**Aim:** Pull each line holding the word "andamiaje" from the data.

---------- Material shown ----------

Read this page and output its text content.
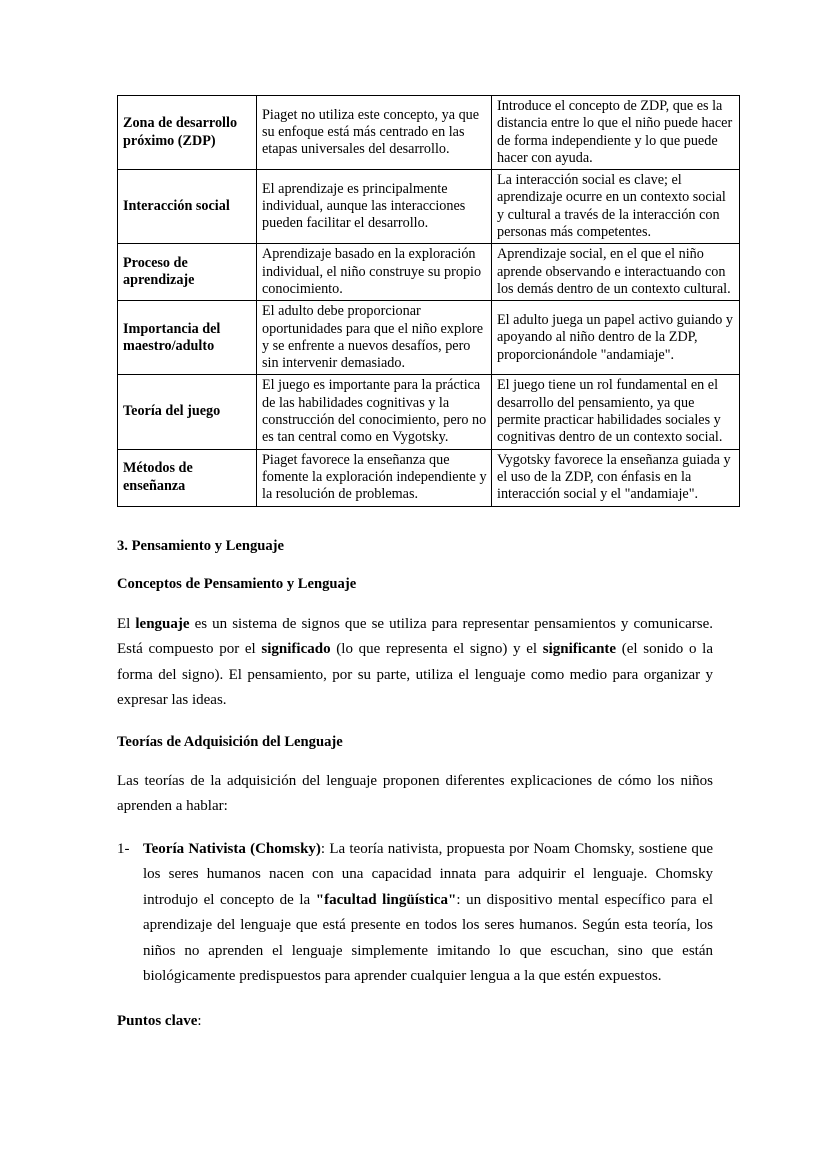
Zona de desarrollo próximo (ZDP)	Piaget no utiliza este concepto, ya que su enfoque está más centrado en las etapas universales del desarrollo.	Introduce el concepto de ZDP, que es la distancia entre lo que el niño puede hacer de forma independiente y lo que puede hacer con ayuda.
Interacción social	El aprendizaje es principalmente individual, aunque las interacciones pueden facilitar el desarrollo.	La interacción social es clave; el aprendizaje ocurre en un contexto social y cultural a través de la interacción con personas más competentes.
Proceso de aprendizaje	Aprendizaje basado en la exploración individual, el niño construye su propio conocimiento.	Aprendizaje social, en el que el niño aprende observando e interactuando con los demás dentro de un contexto cultural.
Importancia del maestro/adulto	El adulto debe proporcionar oportunidades para que el niño explore y se enfrente a nuevos desafíos, pero sin intervenir demasiado.	El adulto juega un papel activo guiando y apoyando al niño dentro de la ZDP, proporcionándole "andamiaje".
Teoría del juego	El juego es importante para la práctica de las habilidades cognitivas y la construcción del conocimiento, pero no es tan central como en Vygotsky.	El juego tiene un rol fundamental en el desarrollo del pensamiento, ya que permite practicar habilidades sociales y cognitivas dentro de un contexto social.
Métodos de enseñanza	Piaget favorece la enseñanza que fomente la exploración independiente y la resolución de problemas.	Vygotsky favorece la enseñanza guiada y el uso de la ZDP, con énfasis en la interacción social y el "andamiaje".
3. Pensamiento y Lenguaje
Conceptos de Pensamiento y Lenguaje

El lenguaje es un sistema de signos que se utiliza para representar pensamientos y comunicarse. Está compuesto por el significado (lo que representa el signo) y el significante (el sonido o la forma del signo). El pensamiento, por su parte, utiliza el lenguaje como medio para organizar y expresar las ideas.

Teorías de Adquisición del Lenguaje

Las teorías de la adquisición del lenguaje proponen diferentes explicaciones de cómo los niños aprenden a hablar:

1- Teoría Nativista (Chomsky): La teoría nativista, propuesta por Noam Chomsky, sostiene que los seres humanos nacen con una capacidad innata para adquirir el lenguaje. Chomsky introdujo el concepto de la "facultad lingüística": un dispositivo mental específico para el aprendizaje del lenguaje que está presente en todos los seres humanos. Según esta teoría, los niños no aprenden el lenguaje simplemente imitando lo que escuchan, sino que están biológicamente predispuestos para aprender cualquier lengua a la que estén expuestos.
Puntos clave:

----------

**The output:**
Importancia del maestro/adulto	El adulto debe proporcionar oportunidades para que el niño explore y se enfrente a nuevos desafíos, pero sin intervenir demasiado.	El adulto juega un papel activo guiando y apoyando al niño dentro de la ZDP, proporcionándole "andamiaje".
Métodos de enseñanza	Piaget favorece la enseñanza que fomente la exploración independiente y la resolución de problemas.	Vygotsky favorece la enseñanza guiada y el uso de la ZDP, con énfasis en la interacción social y el "andamiaje".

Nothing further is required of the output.